* **Task goal**: Write out exactly the lines between the line containing "Serialize everything readable" and the end of the records, counting both ends, and leave out all pictures.

* **Records shown**:
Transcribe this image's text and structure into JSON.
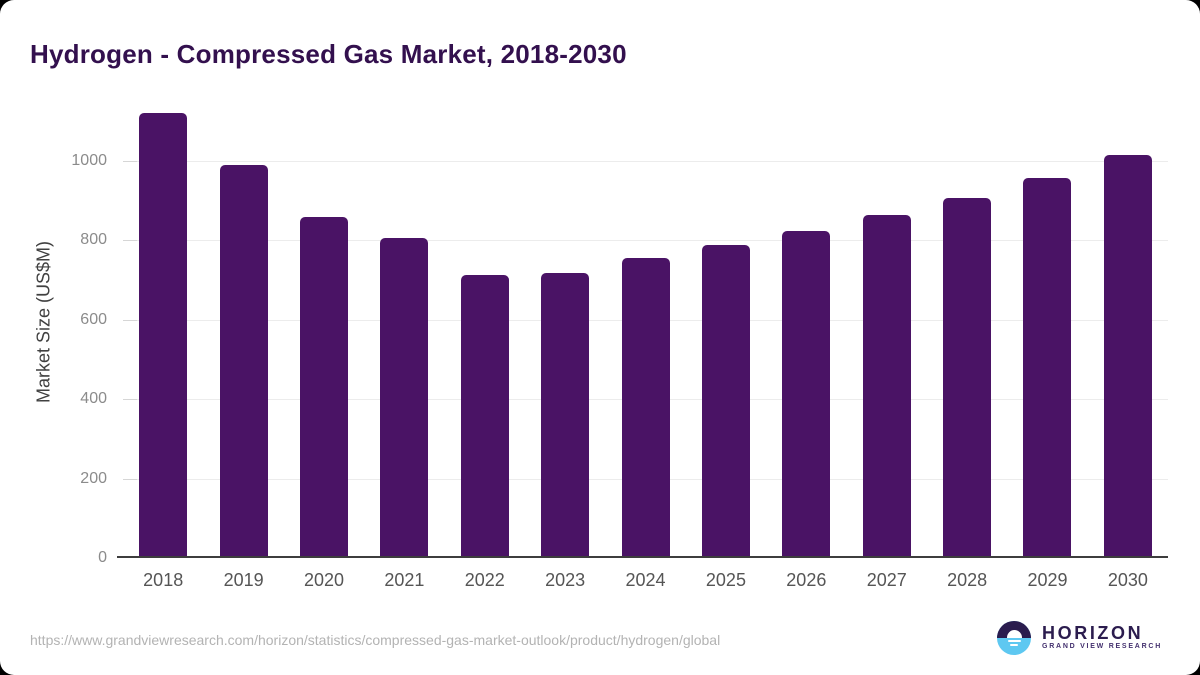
{
  "header": {
    "title": "Hydrogen - Compressed Gas Market, 2018-2030"
  },
  "chart_data": {
    "type": "bar",
    "title": "Hydrogen - Compressed Gas Market, 2018-2030",
    "categories": [
      "2018",
      "2019",
      "2020",
      "2021",
      "2022",
      "2023",
      "2024",
      "2025",
      "2026",
      "2027",
      "2028",
      "2029",
      "2030"
    ],
    "values": [
      1120,
      990,
      858,
      806,
      712,
      716,
      756,
      788,
      822,
      863,
      907,
      957,
      1013
    ],
    "xlabel": "",
    "ylabel": "Market Size (US$M)",
    "ylim": [
      0,
      1155
    ],
    "yticks": [
      0,
      200,
      400,
      600,
      800,
      1000
    ],
    "grid": "horizontal",
    "legend": "none",
    "bar_color": "#4a1365"
  },
  "footer": {
    "source_url": "https://www.grandviewresearch.com/horizon/statistics/compressed-gas-market-outlook/product/hydrogen/global",
    "logo": {
      "title": "HORIZON",
      "subtitle": "GRAND VIEW RESEARCH"
    }
  },
  "colors": {
    "bar": "#4a1365",
    "title": "#33104e",
    "axis": "#3d3d3d",
    "gridline": "#ececec",
    "tick_label": "#8b8b8b",
    "x_label": "#555555",
    "url": "#b3b3b3",
    "logo_dark": "#2b1c4e",
    "logo_blue": "#5ec8f1"
  }
}
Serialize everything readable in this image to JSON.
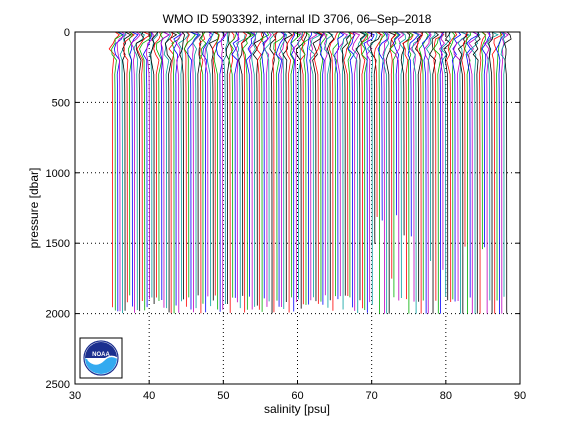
{
  "chart_data": {
    "type": "line",
    "title": "WMO ID 5903392, internal ID 3706, 06–Sep–2018",
    "xlabel": "salinity [psu]",
    "ylabel": "pressure [dbar]",
    "xlim": [
      30,
      90
    ],
    "ylim": [
      2500,
      0
    ],
    "y_reversed": true,
    "xticks": [
      "30",
      "40",
      "50",
      "60",
      "70",
      "80",
      "90"
    ],
    "yticks": [
      "0",
      "500",
      "1000",
      "1500",
      "2000",
      "2500"
    ],
    "grid": "dotted",
    "profile_count": 162,
    "profile_x_offset_start": 35.0,
    "profile_x_offset_step": 0.33,
    "series_colors": [
      "#ff0000",
      "#00b000",
      "#0000ff",
      "#c000c0",
      "#00a0a0",
      "#000000"
    ],
    "profile_shape": {
      "pressure": [
        0,
        20,
        50,
        80,
        120,
        160,
        200,
        300,
        400,
        600,
        800,
        1000,
        1200,
        1400,
        1600,
        1800,
        2000
      ],
      "salinity_anomaly": [
        0.3,
        0.55,
        0.25,
        0.0,
        -0.1,
        -0.05,
        0.0,
        0.02,
        0.04,
        0.05,
        0.06,
        0.06,
        0.065,
        0.065,
        0.07,
        0.07,
        0.07
      ]
    },
    "max_pressure_range": [
      1870,
      2000
    ]
  },
  "logo": {
    "text": "NOAA",
    "colors": {
      "top": "#1b2f8f",
      "bottom": "#33aaf0",
      "ring": "#ffffff"
    }
  }
}
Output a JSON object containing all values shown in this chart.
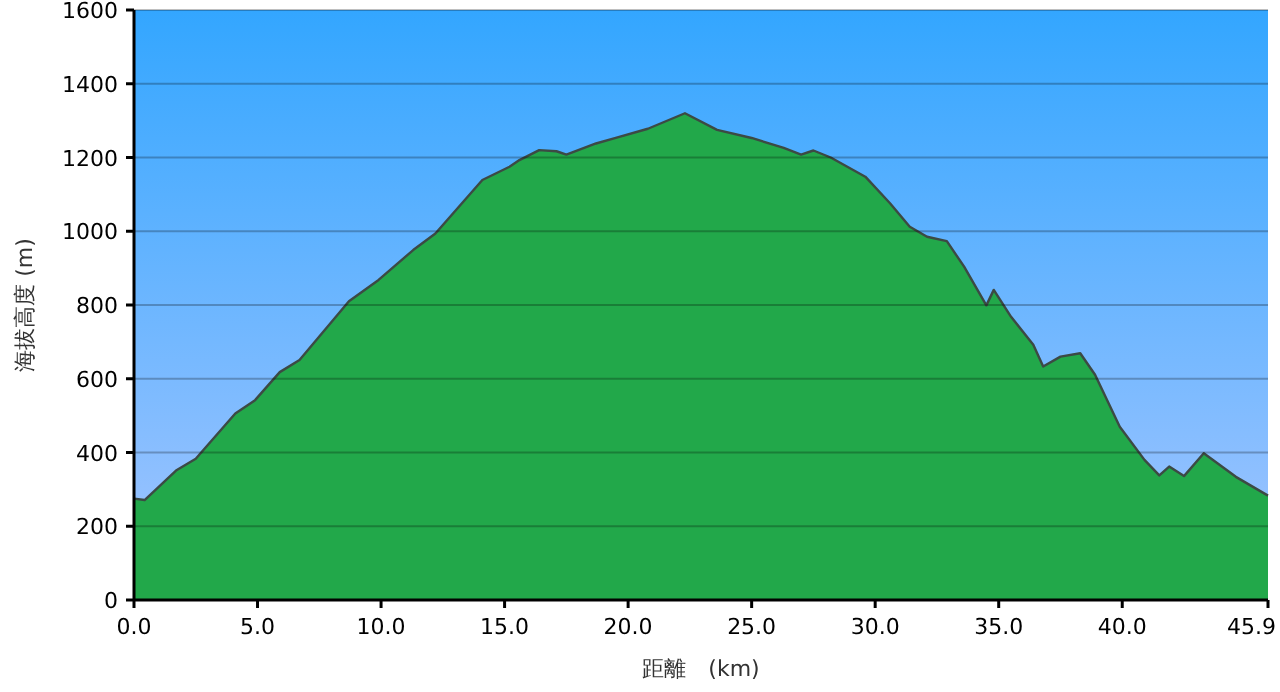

* **Full solution**:
Serialize everything readable in this image to JSON.
{
  "chart_data": {
    "type": "line",
    "title": "WMO ID 5903392, internal ID 3706, 06–Sep–2018",
    "xlabel": "salinity [psu]",
    "ylabel": "pressure [dbar]",
    "xlim": [
      30,
      90
    ],
    "ylim": [
      2500,
      0
    ],
    "y_reversed": true,
    "xticks": [
      "30",
      "40",
      "50",
      "60",
      "70",
      "80",
      "90"
    ],
    "yticks": [
      "0",
      "500",
      "1000",
      "1500",
      "2000",
      "2500"
    ],
    "grid": "dotted",
    "profile_count": 162,
    "profile_x_offset_start": 35.0,
    "profile_x_offset_step": 0.33,
    "series_colors": [
      "#ff0000",
      "#00b000",
      "#0000ff",
      "#c000c0",
      "#00a0a0",
      "#000000"
    ],
    "profile_shape": {
      "pressure": [
        0,
        20,
        50,
        80,
        120,
        160,
        200,
        300,
        400,
        600,
        800,
        1000,
        1200,
        1400,
        1600,
        1800,
        2000
      ],
      "salinity_anomaly": [
        0.3,
        0.55,
        0.25,
        0.0,
        -0.1,
        -0.05,
        0.0,
        0.02,
        0.04,
        0.05,
        0.06,
        0.06,
        0.065,
        0.065,
        0.07,
        0.07,
        0.07
      ]
    },
    "max_pressure_range": [
      1870,
      2000
    ]
  },
  "logo": {
    "text": "NOAA",
    "colors": {
      "top": "#1b2f8f",
      "bottom": "#33aaf0",
      "ring": "#ffffff"
    }
  }
}
Output a JSON object containing all values shown in this chart.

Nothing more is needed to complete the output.